[Records excerpted from a collection]
· · ·
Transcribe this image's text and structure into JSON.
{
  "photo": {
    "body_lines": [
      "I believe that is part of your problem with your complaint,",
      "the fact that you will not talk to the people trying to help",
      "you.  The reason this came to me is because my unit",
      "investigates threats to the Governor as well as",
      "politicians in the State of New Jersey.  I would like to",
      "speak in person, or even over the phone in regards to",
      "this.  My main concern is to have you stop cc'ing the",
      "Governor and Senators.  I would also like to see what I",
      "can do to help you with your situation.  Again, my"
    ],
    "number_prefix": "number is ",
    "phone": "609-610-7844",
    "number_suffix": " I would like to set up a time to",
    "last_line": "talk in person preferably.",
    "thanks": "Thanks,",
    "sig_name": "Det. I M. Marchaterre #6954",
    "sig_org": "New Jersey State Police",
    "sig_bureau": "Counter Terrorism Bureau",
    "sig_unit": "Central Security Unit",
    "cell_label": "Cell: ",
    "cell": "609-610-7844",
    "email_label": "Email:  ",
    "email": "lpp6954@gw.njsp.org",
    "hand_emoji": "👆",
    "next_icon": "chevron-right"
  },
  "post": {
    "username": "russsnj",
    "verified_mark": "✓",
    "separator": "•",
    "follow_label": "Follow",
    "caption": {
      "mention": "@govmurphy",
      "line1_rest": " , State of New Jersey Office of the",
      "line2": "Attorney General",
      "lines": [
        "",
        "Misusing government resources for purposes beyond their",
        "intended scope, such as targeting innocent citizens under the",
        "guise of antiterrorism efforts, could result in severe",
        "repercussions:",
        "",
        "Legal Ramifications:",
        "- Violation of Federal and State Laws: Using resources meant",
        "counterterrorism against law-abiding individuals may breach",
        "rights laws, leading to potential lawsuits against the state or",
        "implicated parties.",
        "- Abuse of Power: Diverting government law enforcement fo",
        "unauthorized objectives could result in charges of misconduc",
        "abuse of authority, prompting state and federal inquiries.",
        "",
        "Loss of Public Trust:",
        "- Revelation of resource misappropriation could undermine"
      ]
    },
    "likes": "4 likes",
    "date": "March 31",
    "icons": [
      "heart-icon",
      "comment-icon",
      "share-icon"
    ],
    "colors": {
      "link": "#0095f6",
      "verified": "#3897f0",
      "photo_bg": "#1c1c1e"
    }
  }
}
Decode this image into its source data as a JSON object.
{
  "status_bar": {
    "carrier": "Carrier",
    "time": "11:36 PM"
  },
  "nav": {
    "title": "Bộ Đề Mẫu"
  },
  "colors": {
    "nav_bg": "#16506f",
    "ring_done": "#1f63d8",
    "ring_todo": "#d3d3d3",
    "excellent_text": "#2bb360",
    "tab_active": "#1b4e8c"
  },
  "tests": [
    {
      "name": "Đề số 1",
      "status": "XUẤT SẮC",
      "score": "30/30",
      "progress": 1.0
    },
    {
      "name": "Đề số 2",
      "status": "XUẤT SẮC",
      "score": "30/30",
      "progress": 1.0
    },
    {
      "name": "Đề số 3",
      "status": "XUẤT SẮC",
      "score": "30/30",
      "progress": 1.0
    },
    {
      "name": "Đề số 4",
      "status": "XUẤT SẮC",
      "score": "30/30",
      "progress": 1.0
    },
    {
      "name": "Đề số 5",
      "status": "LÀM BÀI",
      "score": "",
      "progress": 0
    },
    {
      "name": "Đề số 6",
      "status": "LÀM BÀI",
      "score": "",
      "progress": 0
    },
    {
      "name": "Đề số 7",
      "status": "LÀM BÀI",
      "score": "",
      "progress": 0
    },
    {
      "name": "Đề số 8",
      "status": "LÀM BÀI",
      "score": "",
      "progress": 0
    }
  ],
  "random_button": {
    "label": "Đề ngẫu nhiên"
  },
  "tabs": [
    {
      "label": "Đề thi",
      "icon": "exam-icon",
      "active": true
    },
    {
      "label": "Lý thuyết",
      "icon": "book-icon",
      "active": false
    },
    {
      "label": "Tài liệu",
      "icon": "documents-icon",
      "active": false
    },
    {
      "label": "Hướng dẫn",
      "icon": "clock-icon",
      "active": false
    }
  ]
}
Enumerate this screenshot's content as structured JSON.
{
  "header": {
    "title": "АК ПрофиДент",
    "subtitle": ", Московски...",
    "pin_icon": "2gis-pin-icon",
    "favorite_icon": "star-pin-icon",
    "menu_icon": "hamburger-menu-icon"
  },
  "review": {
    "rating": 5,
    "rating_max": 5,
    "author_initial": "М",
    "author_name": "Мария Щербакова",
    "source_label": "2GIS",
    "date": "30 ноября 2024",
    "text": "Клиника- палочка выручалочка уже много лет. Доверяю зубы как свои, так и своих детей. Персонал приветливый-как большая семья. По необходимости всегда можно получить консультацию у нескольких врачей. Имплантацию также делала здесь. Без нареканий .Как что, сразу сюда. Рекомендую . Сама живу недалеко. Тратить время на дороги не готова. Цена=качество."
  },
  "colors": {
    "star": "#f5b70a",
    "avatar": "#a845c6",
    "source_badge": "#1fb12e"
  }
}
· · ·
(EXERCISE OBJECTIVE) Starting at the line that contains "Enumerate this screenshot's", copy each line exactly through the end of the listing above. Include that first line and the last one, and add nothing.

(SOLUTION TO THIS EXERCISE)
Enumerate this screenshot's content as structured JSON.
{
  "header": {
    "title": "АК ПрофиДент",
    "subtitle": ", Московски...",
    "pin_icon": "2gis-pin-icon",
    "favorite_icon": "star-pin-icon",
    "menu_icon": "hamburger-menu-icon"
  },
  "review": {
    "rating": 5,
    "rating_max": 5,
    "author_initial": "М",
    "author_name": "Мария Щербакова",
    "source_label": "2GIS",
    "date": "30 ноября 2024",
    "text": "Клиника- палочка выручалочка уже много лет. Доверяю зубы как свои, так и своих детей. Персонал приветливый-как большая семья. По необходимости всегда можно получить консультацию у нескольких врачей. Имплантацию также делала здесь. Без нареканий .Как что, сразу сюда. Рекомендую . Сама живу недалеко. Тратить время на дороги не готова. Цена=качество."
  },
  "colors": {
    "star": "#f5b70a",
    "avatar": "#a845c6",
    "source_badge": "#1fb12e"
  }
}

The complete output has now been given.